> _DESCRIPTION OF THE TASK_
Give the entries back exactly, dropping each image.

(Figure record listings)

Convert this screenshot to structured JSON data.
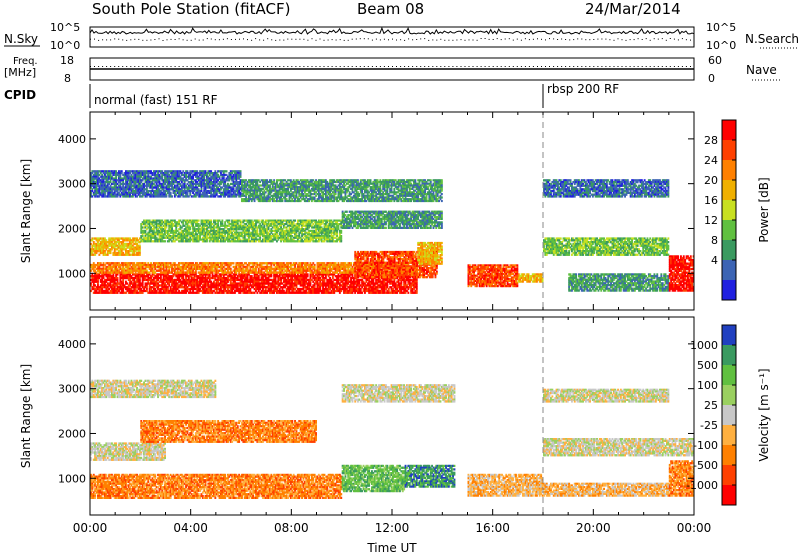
{
  "header": {
    "station": "South Pole Station (fitACF)",
    "beam": "Beam 08",
    "date": "24/Mar/2014"
  },
  "strips": {
    "nsky_label": "N.Sky",
    "nsky_ticks": [
      "10^5",
      "10^0"
    ],
    "nsky_right_ticks": [
      "10^5",
      "10^0"
    ],
    "nsearch_label": "N.Search",
    "freq_label_1": "Freq.",
    "freq_label_2": "[MHz]",
    "freq_ticks": [
      "18",
      "8"
    ],
    "nave_label": "Nave",
    "nave_ticks": [
      "60",
      "0"
    ],
    "cpid_label": "CPID",
    "cpid_mode_1": "normal (fast) 151 RF",
    "cpid_mode_2": "rbsp 200 RF",
    "cpid_mode_2_start_hour": 18.0
  },
  "chart_data": [
    {
      "type": "heatmap",
      "quantity": "power",
      "ylabel": "Slant Range [km]",
      "xlabel": "",
      "xlim": [
        0,
        24
      ],
      "ylim": [
        180,
        4600
      ],
      "y_ticks": [
        1000,
        2000,
        3000,
        4000
      ],
      "colorbar_label": "Power [dB]",
      "colorbar_ticks": [
        "28",
        "24",
        "20",
        "16",
        "12",
        "8",
        "4"
      ],
      "colorbar_colors": [
        "#ff0000",
        "#ff4000",
        "#ff8000",
        "#f0b000",
        "#c8e020",
        "#60c040",
        "#3a9a60",
        "#3c64b4",
        "#2020e0"
      ],
      "regions": [
        {
          "x0": 0.0,
          "x1": 13.0,
          "r0": 550,
          "r1": 1000,
          "level": 0
        },
        {
          "x0": 0.0,
          "x1": 13.0,
          "r0": 1000,
          "r1": 1250,
          "level": 2
        },
        {
          "x0": 10.5,
          "x1": 13.8,
          "r0": 900,
          "r1": 1500,
          "level": 1
        },
        {
          "x0": 13.0,
          "x1": 14.0,
          "r0": 1200,
          "r1": 1700,
          "level": 3
        },
        {
          "x0": 15.0,
          "x1": 17.0,
          "r0": 700,
          "r1": 1200,
          "level": 1
        },
        {
          "x0": 17.0,
          "x1": 18.0,
          "r0": 800,
          "r1": 1000,
          "level": 3
        },
        {
          "x0": 19.0,
          "x1": 23.0,
          "r0": 600,
          "r1": 1000,
          "level": 6
        },
        {
          "x0": 23.0,
          "x1": 24.0,
          "r0": 600,
          "r1": 1400,
          "level": 0
        },
        {
          "x0": 0.0,
          "x1": 2.0,
          "r0": 1400,
          "r1": 1800,
          "level": 3
        },
        {
          "x0": 2.0,
          "x1": 10.0,
          "r0": 1700,
          "r1": 2200,
          "level": 5
        },
        {
          "x0": 10.0,
          "x1": 14.0,
          "r0": 2000,
          "r1": 2400,
          "level": 6
        },
        {
          "x0": 18.0,
          "x1": 23.0,
          "r0": 1400,
          "r1": 1800,
          "level": 5
        },
        {
          "x0": 0.0,
          "x1": 6.0,
          "r0": 2700,
          "r1": 3300,
          "level": 7
        },
        {
          "x0": 6.0,
          "x1": 14.0,
          "r0": 2600,
          "r1": 3100,
          "level": 6
        },
        {
          "x0": 18.0,
          "x1": 23.0,
          "r0": 2700,
          "r1": 3100,
          "level": 7
        }
      ]
    },
    {
      "type": "heatmap",
      "quantity": "velocity",
      "ylabel": "Slant Range [km]",
      "xlabel": "Time UT",
      "xlim": [
        0,
        24
      ],
      "ylim": [
        180,
        4600
      ],
      "y_ticks": [
        1000,
        2000,
        3000,
        4000
      ],
      "x_ticks": [
        "00:00",
        "04:00",
        "08:00",
        "12:00",
        "16:00",
        "20:00",
        "00:00"
      ],
      "colorbar_label": "Velocity [m s⁻¹]",
      "colorbar_ticks": [
        "1000",
        "500",
        "100",
        "25",
        "-25",
        "-100",
        "-500",
        "-1000"
      ],
      "colorbar_colors": [
        "#2040c0",
        "#3a9a60",
        "#60c040",
        "#9ad060",
        "#c8c8c8",
        "#ffb040",
        "#ff8000",
        "#ff4000",
        "#ff0000"
      ],
      "regions": [
        {
          "x0": 0.0,
          "x1": 10.0,
          "r0": 550,
          "r1": 1100,
          "level": 6
        },
        {
          "x0": 10.0,
          "x1": 12.5,
          "r0": 700,
          "r1": 1300,
          "level": 2
        },
        {
          "x0": 12.5,
          "x1": 14.5,
          "r0": 800,
          "r1": 1300,
          "level": 1
        },
        {
          "x0": 15.0,
          "x1": 18.0,
          "r0": 600,
          "r1": 1100,
          "level": 5
        },
        {
          "x0": 18.0,
          "x1": 23.0,
          "r0": 600,
          "r1": 900,
          "level": 5
        },
        {
          "x0": 23.0,
          "x1": 24.0,
          "r0": 600,
          "r1": 1400,
          "level": 6
        },
        {
          "x0": 0.0,
          "x1": 3.0,
          "r0": 1400,
          "r1": 1800,
          "level": 4
        },
        {
          "x0": 2.0,
          "x1": 9.0,
          "r0": 1800,
          "r1": 2300,
          "level": 6
        },
        {
          "x0": 18.0,
          "x1": 24.0,
          "r0": 1500,
          "r1": 1900,
          "level": 4
        },
        {
          "x0": 0.0,
          "x1": 5.0,
          "r0": 2800,
          "r1": 3200,
          "level": 4
        },
        {
          "x0": 10.0,
          "x1": 14.5,
          "r0": 2700,
          "r1": 3100,
          "level": 4
        },
        {
          "x0": 18.0,
          "x1": 23.0,
          "r0": 2700,
          "r1": 3000,
          "level": 4
        }
      ]
    }
  ]
}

> _WRITTEN REPLY_
Convert this screenshot to structured JSON data.
{
  "header": {
    "station": "South Pole Station (fitACF)",
    "beam": "Beam 08",
    "date": "24/Mar/2014"
  },
  "strips": {
    "nsky_label": "N.Sky",
    "nsky_ticks": [
      "10^5",
      "10^0"
    ],
    "nsky_right_ticks": [
      "10^5",
      "10^0"
    ],
    "nsearch_label": "N.Search",
    "freq_label_1": "Freq.",
    "freq_label_2": "[MHz]",
    "freq_ticks": [
      "18",
      "8"
    ],
    "nave_label": "Nave",
    "nave_ticks": [
      "60",
      "0"
    ],
    "cpid_label": "CPID",
    "cpid_mode_1": "normal (fast) 151 RF",
    "cpid_mode_2": "rbsp 200 RF",
    "cpid_mode_2_start_hour": 18.0
  },
  "chart_data": [
    {
      "type": "heatmap",
      "quantity": "power",
      "ylabel": "Slant Range [km]",
      "xlabel": "",
      "xlim": [
        0,
        24
      ],
      "ylim": [
        180,
        4600
      ],
      "y_ticks": [
        1000,
        2000,
        3000,
        4000
      ],
      "colorbar_label": "Power [dB]",
      "colorbar_ticks": [
        "28",
        "24",
        "20",
        "16",
        "12",
        "8",
        "4"
      ],
      "colorbar_colors": [
        "#ff0000",
        "#ff4000",
        "#ff8000",
        "#f0b000",
        "#c8e020",
        "#60c040",
        "#3a9a60",
        "#3c64b4",
        "#2020e0"
      ],
      "regions": [
        {
          "x0": 0.0,
          "x1": 13.0,
          "r0": 550,
          "r1": 1000,
          "level": 0
        },
        {
          "x0": 0.0,
          "x1": 13.0,
          "r0": 1000,
          "r1": 1250,
          "level": 2
        },
        {
          "x0": 10.5,
          "x1": 13.8,
          "r0": 900,
          "r1": 1500,
          "level": 1
        },
        {
          "x0": 13.0,
          "x1": 14.0,
          "r0": 1200,
          "r1": 1700,
          "level": 3
        },
        {
          "x0": 15.0,
          "x1": 17.0,
          "r0": 700,
          "r1": 1200,
          "level": 1
        },
        {
          "x0": 17.0,
          "x1": 18.0,
          "r0": 800,
          "r1": 1000,
          "level": 3
        },
        {
          "x0": 19.0,
          "x1": 23.0,
          "r0": 600,
          "r1": 1000,
          "level": 6
        },
        {
          "x0": 23.0,
          "x1": 24.0,
          "r0": 600,
          "r1": 1400,
          "level": 0
        },
        {
          "x0": 0.0,
          "x1": 2.0,
          "r0": 1400,
          "r1": 1800,
          "level": 3
        },
        {
          "x0": 2.0,
          "x1": 10.0,
          "r0": 1700,
          "r1": 2200,
          "level": 5
        },
        {
          "x0": 10.0,
          "x1": 14.0,
          "r0": 2000,
          "r1": 2400,
          "level": 6
        },
        {
          "x0": 18.0,
          "x1": 23.0,
          "r0": 1400,
          "r1": 1800,
          "level": 5
        },
        {
          "x0": 0.0,
          "x1": 6.0,
          "r0": 2700,
          "r1": 3300,
          "level": 7
        },
        {
          "x0": 6.0,
          "x1": 14.0,
          "r0": 2600,
          "r1": 3100,
          "level": 6
        },
        {
          "x0": 18.0,
          "x1": 23.0,
          "r0": 2700,
          "r1": 3100,
          "level": 7
        }
      ]
    },
    {
      "type": "heatmap",
      "quantity": "velocity",
      "ylabel": "Slant Range [km]",
      "xlabel": "Time UT",
      "xlim": [
        0,
        24
      ],
      "ylim": [
        180,
        4600
      ],
      "y_ticks": [
        1000,
        2000,
        3000,
        4000
      ],
      "x_ticks": [
        "00:00",
        "04:00",
        "08:00",
        "12:00",
        "16:00",
        "20:00",
        "00:00"
      ],
      "colorbar_label": "Velocity [m s⁻¹]",
      "colorbar_ticks": [
        "1000",
        "500",
        "100",
        "25",
        "-25",
        "-100",
        "-500",
        "-1000"
      ],
      "colorbar_colors": [
        "#2040c0",
        "#3a9a60",
        "#60c040",
        "#9ad060",
        "#c8c8c8",
        "#ffb040",
        "#ff8000",
        "#ff4000",
        "#ff0000"
      ],
      "regions": [
        {
          "x0": 0.0,
          "x1": 10.0,
          "r0": 550,
          "r1": 1100,
          "level": 6
        },
        {
          "x0": 10.0,
          "x1": 12.5,
          "r0": 700,
          "r1": 1300,
          "level": 2
        },
        {
          "x0": 12.5,
          "x1": 14.5,
          "r0": 800,
          "r1": 1300,
          "level": 1
        },
        {
          "x0": 15.0,
          "x1": 18.0,
          "r0": 600,
          "r1": 1100,
          "level": 5
        },
        {
          "x0": 18.0,
          "x1": 23.0,
          "r0": 600,
          "r1": 900,
          "level": 5
        },
        {
          "x0": 23.0,
          "x1": 24.0,
          "r0": 600,
          "r1": 1400,
          "level": 6
        },
        {
          "x0": 0.0,
          "x1": 3.0,
          "r0": 1400,
          "r1": 1800,
          "level": 4
        },
        {
          "x0": 2.0,
          "x1": 9.0,
          "r0": 1800,
          "r1": 2300,
          "level": 6
        },
        {
          "x0": 18.0,
          "x1": 24.0,
          "r0": 1500,
          "r1": 1900,
          "level": 4
        },
        {
          "x0": 0.0,
          "x1": 5.0,
          "r0": 2800,
          "r1": 3200,
          "level": 4
        },
        {
          "x0": 10.0,
          "x1": 14.5,
          "r0": 2700,
          "r1": 3100,
          "level": 4
        },
        {
          "x0": 18.0,
          "x1": 23.0,
          "r0": 2700,
          "r1": 3000,
          "level": 4
        }
      ]
    }
  ]
}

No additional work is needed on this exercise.